**Directions:** Retype each line of the material exactly, please, skipping any picture in it.
──────── Extracted entries
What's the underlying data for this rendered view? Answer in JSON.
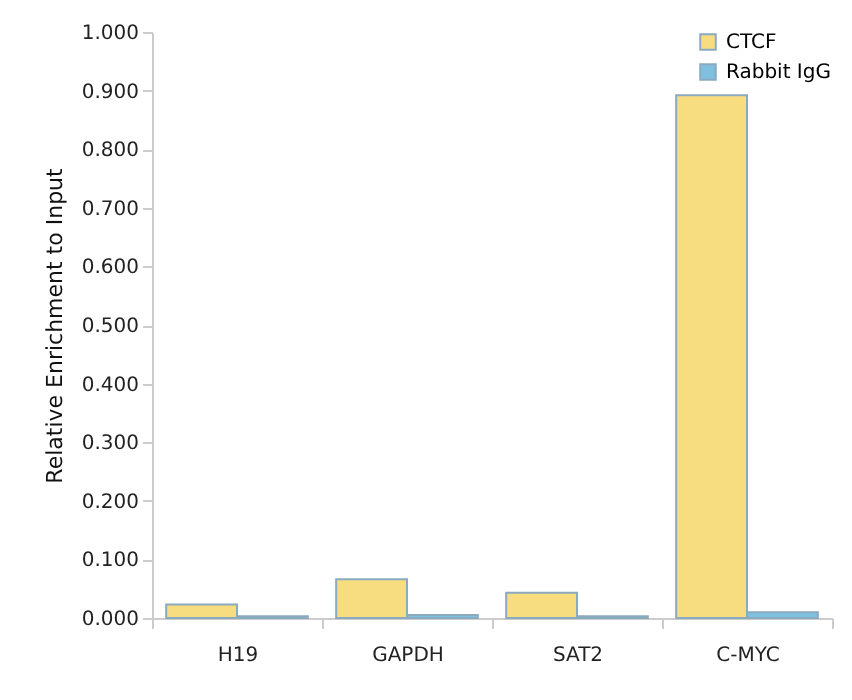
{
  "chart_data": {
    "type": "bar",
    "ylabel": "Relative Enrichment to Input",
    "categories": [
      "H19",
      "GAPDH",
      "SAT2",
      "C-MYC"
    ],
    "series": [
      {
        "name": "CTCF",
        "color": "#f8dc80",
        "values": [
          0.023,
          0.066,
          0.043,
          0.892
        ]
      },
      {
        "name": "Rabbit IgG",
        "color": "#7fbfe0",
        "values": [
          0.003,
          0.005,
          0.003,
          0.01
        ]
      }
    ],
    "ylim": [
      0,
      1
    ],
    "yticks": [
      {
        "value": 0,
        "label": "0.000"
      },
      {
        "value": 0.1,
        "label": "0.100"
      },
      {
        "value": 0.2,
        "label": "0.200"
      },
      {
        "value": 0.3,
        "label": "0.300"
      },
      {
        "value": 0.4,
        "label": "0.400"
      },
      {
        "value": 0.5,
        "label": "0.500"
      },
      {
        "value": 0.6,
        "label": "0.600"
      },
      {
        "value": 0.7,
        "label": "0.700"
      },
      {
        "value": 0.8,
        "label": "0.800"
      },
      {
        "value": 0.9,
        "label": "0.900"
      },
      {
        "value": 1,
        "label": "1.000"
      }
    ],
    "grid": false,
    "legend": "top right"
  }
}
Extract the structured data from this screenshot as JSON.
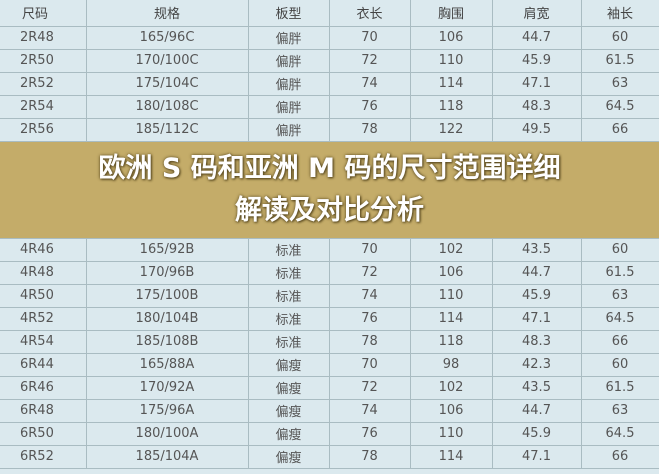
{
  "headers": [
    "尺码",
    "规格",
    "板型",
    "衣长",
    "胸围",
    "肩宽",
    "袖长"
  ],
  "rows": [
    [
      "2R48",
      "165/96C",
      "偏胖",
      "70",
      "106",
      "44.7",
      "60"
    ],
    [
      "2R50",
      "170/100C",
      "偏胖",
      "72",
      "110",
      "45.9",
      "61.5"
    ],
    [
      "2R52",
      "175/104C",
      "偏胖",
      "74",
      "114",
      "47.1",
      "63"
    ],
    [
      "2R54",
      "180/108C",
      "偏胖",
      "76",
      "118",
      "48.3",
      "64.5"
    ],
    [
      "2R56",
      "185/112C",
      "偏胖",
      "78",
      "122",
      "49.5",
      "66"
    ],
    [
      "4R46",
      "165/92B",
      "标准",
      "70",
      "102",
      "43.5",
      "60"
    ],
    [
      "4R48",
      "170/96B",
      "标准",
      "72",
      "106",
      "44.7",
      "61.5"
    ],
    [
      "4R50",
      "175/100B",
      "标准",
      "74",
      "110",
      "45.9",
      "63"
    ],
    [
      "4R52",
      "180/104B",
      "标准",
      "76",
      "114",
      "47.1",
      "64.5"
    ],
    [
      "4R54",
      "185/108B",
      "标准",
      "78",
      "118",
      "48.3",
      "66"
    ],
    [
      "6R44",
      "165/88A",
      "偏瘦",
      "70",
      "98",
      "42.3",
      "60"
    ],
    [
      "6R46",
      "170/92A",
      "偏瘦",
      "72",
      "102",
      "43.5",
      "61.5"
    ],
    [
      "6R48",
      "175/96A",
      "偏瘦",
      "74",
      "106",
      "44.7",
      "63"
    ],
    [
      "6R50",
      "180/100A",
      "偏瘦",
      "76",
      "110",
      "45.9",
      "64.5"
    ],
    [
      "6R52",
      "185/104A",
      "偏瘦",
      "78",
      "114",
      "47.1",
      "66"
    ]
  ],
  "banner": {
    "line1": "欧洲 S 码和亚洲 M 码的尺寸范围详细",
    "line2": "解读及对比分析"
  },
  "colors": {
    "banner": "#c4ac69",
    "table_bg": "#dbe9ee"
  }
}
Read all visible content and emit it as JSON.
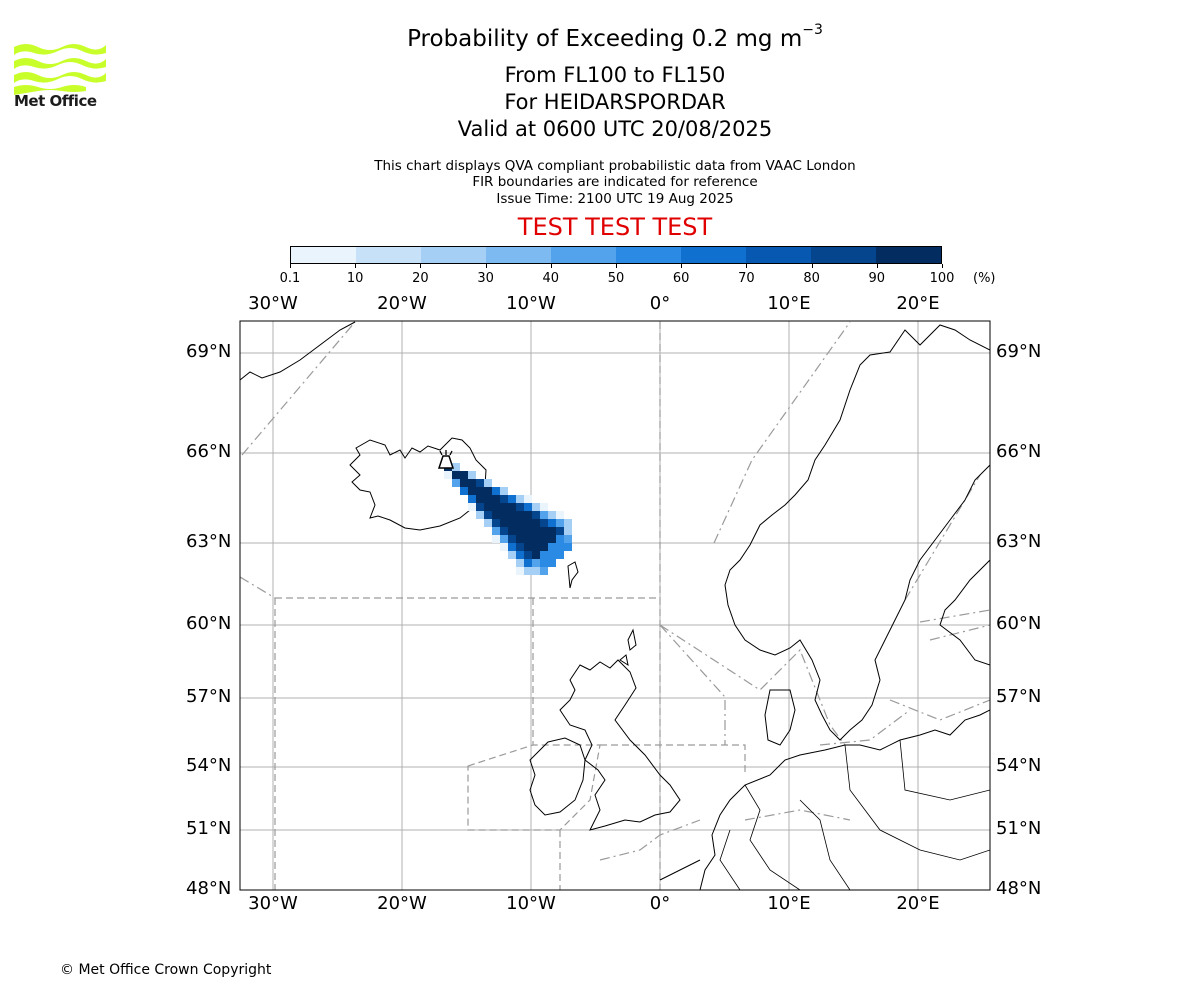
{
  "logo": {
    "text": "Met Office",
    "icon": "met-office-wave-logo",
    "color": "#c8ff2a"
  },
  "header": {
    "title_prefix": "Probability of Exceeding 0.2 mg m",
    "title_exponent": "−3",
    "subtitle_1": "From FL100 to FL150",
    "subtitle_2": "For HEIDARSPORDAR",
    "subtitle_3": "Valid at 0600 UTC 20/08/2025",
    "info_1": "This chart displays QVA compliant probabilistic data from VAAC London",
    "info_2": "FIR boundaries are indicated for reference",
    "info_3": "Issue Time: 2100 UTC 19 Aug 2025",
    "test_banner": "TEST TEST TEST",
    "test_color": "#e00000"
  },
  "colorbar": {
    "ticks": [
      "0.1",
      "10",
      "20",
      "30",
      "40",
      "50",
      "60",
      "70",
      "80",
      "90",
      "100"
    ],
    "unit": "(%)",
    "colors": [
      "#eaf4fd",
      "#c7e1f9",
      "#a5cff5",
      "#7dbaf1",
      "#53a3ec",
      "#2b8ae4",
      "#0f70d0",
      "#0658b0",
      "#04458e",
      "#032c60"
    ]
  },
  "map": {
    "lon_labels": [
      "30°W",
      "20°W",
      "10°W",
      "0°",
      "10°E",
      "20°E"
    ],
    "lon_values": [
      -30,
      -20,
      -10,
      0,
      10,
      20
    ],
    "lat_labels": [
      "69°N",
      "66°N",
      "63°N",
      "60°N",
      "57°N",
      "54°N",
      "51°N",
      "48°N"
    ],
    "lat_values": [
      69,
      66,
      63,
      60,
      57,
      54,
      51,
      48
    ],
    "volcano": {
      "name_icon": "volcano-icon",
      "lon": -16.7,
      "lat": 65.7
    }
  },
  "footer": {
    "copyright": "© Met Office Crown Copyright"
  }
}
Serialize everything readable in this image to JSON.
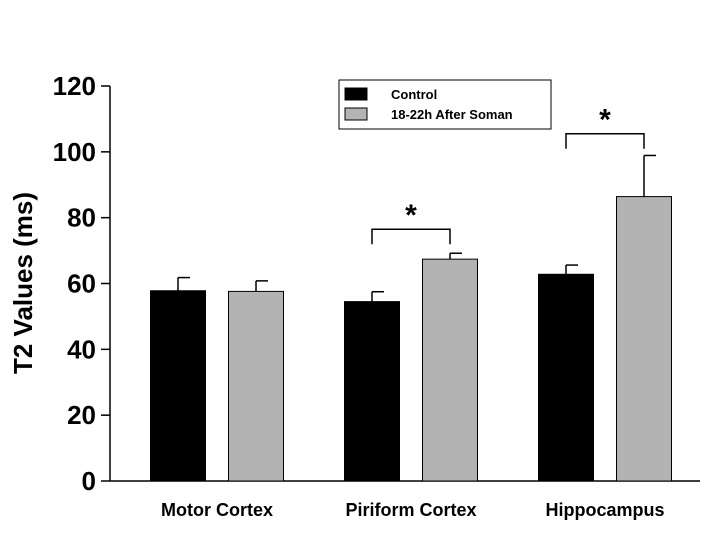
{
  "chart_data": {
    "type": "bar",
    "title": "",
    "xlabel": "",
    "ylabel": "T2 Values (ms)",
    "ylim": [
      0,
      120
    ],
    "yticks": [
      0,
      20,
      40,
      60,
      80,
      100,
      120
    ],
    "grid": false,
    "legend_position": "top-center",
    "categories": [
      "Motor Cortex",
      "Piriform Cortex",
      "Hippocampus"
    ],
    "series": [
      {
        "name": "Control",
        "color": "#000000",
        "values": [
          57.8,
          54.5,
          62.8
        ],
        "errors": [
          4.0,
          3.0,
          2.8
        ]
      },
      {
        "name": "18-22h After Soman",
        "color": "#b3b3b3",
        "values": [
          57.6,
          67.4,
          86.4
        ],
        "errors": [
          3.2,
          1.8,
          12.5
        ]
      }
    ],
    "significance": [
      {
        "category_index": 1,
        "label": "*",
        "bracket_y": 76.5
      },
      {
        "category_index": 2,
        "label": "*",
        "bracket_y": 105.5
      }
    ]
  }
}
────────────────
**Exercise answer:**
What's the underlying data for this rendered view? Answer in JSON.
{
  "chart_data": {
    "type": "bar",
    "ylabel": "Relative Enrichment to Input",
    "categories": [
      "H19",
      "GAPDH",
      "SAT2",
      "C-MYC"
    ],
    "series": [
      {
        "name": "CTCF",
        "color": "#f8dc80",
        "values": [
          0.023,
          0.066,
          0.043,
          0.892
        ]
      },
      {
        "name": "Rabbit IgG",
        "color": "#7fbfe0",
        "values": [
          0.003,
          0.005,
          0.003,
          0.01
        ]
      }
    ],
    "ylim": [
      0,
      1
    ],
    "yticks": [
      {
        "value": 0,
        "label": "0.000"
      },
      {
        "value": 0.1,
        "label": "0.100"
      },
      {
        "value": 0.2,
        "label": "0.200"
      },
      {
        "value": 0.3,
        "label": "0.300"
      },
      {
        "value": 0.4,
        "label": "0.400"
      },
      {
        "value": 0.5,
        "label": "0.500"
      },
      {
        "value": 0.6,
        "label": "0.600"
      },
      {
        "value": 0.7,
        "label": "0.700"
      },
      {
        "value": 0.8,
        "label": "0.800"
      },
      {
        "value": 0.9,
        "label": "0.900"
      },
      {
        "value": 1,
        "label": "1.000"
      }
    ],
    "grid": false,
    "legend": "top right"
  }
}
Extract the structured data from this screenshot as JSON.
{
  "headers": [
    "尺码",
    "规格",
    "板型",
    "衣长",
    "胸围",
    "肩宽",
    "袖长"
  ],
  "rows": [
    [
      "2R48",
      "165/96C",
      "偏胖",
      "70",
      "106",
      "44.7",
      "60"
    ],
    [
      "2R50",
      "170/100C",
      "偏胖",
      "72",
      "110",
      "45.9",
      "61.5"
    ],
    [
      "2R52",
      "175/104C",
      "偏胖",
      "74",
      "114",
      "47.1",
      "63"
    ],
    [
      "2R54",
      "180/108C",
      "偏胖",
      "76",
      "118",
      "48.3",
      "64.5"
    ],
    [
      "2R56",
      "185/112C",
      "偏胖",
      "78",
      "122",
      "49.5",
      "66"
    ],
    [
      "4R46",
      "165/92B",
      "标准",
      "70",
      "102",
      "43.5",
      "60"
    ],
    [
      "4R48",
      "170/96B",
      "标准",
      "72",
      "106",
      "44.7",
      "61.5"
    ],
    [
      "4R50",
      "175/100B",
      "标准",
      "74",
      "110",
      "45.9",
      "63"
    ],
    [
      "4R52",
      "180/104B",
      "标准",
      "76",
      "114",
      "47.1",
      "64.5"
    ],
    [
      "4R54",
      "185/108B",
      "标准",
      "78",
      "118",
      "48.3",
      "66"
    ],
    [
      "6R44",
      "165/88A",
      "偏瘦",
      "70",
      "98",
      "42.3",
      "60"
    ],
    [
      "6R46",
      "170/92A",
      "偏瘦",
      "72",
      "102",
      "43.5",
      "61.5"
    ],
    [
      "6R48",
      "175/96A",
      "偏瘦",
      "74",
      "106",
      "44.7",
      "63"
    ],
    [
      "6R50",
      "180/100A",
      "偏瘦",
      "76",
      "110",
      "45.9",
      "64.5"
    ],
    [
      "6R52",
      "185/104A",
      "偏瘦",
      "78",
      "114",
      "47.1",
      "66"
    ]
  ],
  "banner": {
    "line1": "欧洲 S 码和亚洲 M 码的尺寸范围详细",
    "line2": "解读及对比分析"
  },
  "colors": {
    "banner": "#c4ac69",
    "table_bg": "#dbe9ee"
  }
}
Read all visible content and emit it as JSON.
{
  "logo": {
    "text": "Met Office",
    "icon": "met-office-wave-logo",
    "color": "#c8ff2a"
  },
  "header": {
    "title_prefix": "Probability of Exceeding 0.2 mg m",
    "title_exponent": "−3",
    "subtitle_1": "From FL100 to FL150",
    "subtitle_2": "For HEIDARSPORDAR",
    "subtitle_3": "Valid at 0600 UTC 20/08/2025",
    "info_1": "This chart displays QVA compliant probabilistic data from VAAC London",
    "info_2": "FIR boundaries are indicated for reference",
    "info_3": "Issue Time: 2100 UTC 19 Aug 2025",
    "test_banner": "TEST TEST TEST",
    "test_color": "#e00000"
  },
  "colorbar": {
    "ticks": [
      "0.1",
      "10",
      "20",
      "30",
      "40",
      "50",
      "60",
      "70",
      "80",
      "90",
      "100"
    ],
    "unit": "(%)",
    "colors": [
      "#eaf4fd",
      "#c7e1f9",
      "#a5cff5",
      "#7dbaf1",
      "#53a3ec",
      "#2b8ae4",
      "#0f70d0",
      "#0658b0",
      "#04458e",
      "#032c60"
    ]
  },
  "map": {
    "lon_labels": [
      "30°W",
      "20°W",
      "10°W",
      "0°",
      "10°E",
      "20°E"
    ],
    "lon_values": [
      -30,
      -20,
      -10,
      0,
      10,
      20
    ],
    "lat_labels": [
      "69°N",
      "66°N",
      "63°N",
      "60°N",
      "57°N",
      "54°N",
      "51°N",
      "48°N"
    ],
    "lat_values": [
      69,
      66,
      63,
      60,
      57,
      54,
      51,
      48
    ],
    "volcano": {
      "name_icon": "volcano-icon",
      "lon": -16.7,
      "lat": 65.7
    }
  },
  "footer": {
    "copyright": "© Met Office Crown Copyright"
  }
}
Serialize everything readable in this image to JSON.
{
  "chart_data": {
    "type": "bar",
    "title": "",
    "xlabel": "",
    "ylabel": "T2 Values (ms)",
    "ylim": [
      0,
      120
    ],
    "yticks": [
      0,
      20,
      40,
      60,
      80,
      100,
      120
    ],
    "grid": false,
    "legend_position": "top-center",
    "categories": [
      "Motor Cortex",
      "Piriform Cortex",
      "Hippocampus"
    ],
    "series": [
      {
        "name": "Control",
        "color": "#000000",
        "values": [
          57.8,
          54.5,
          62.8
        ],
        "errors": [
          4.0,
          3.0,
          2.8
        ]
      },
      {
        "name": "18-22h After Soman",
        "color": "#b3b3b3",
        "values": [
          57.6,
          67.4,
          86.4
        ],
        "errors": [
          3.2,
          1.8,
          12.5
        ]
      }
    ],
    "significance": [
      {
        "category_index": 1,
        "label": "*",
        "bracket_y": 76.5
      },
      {
        "category_index": 2,
        "label": "*",
        "bracket_y": 105.5
      }
    ]
  }
}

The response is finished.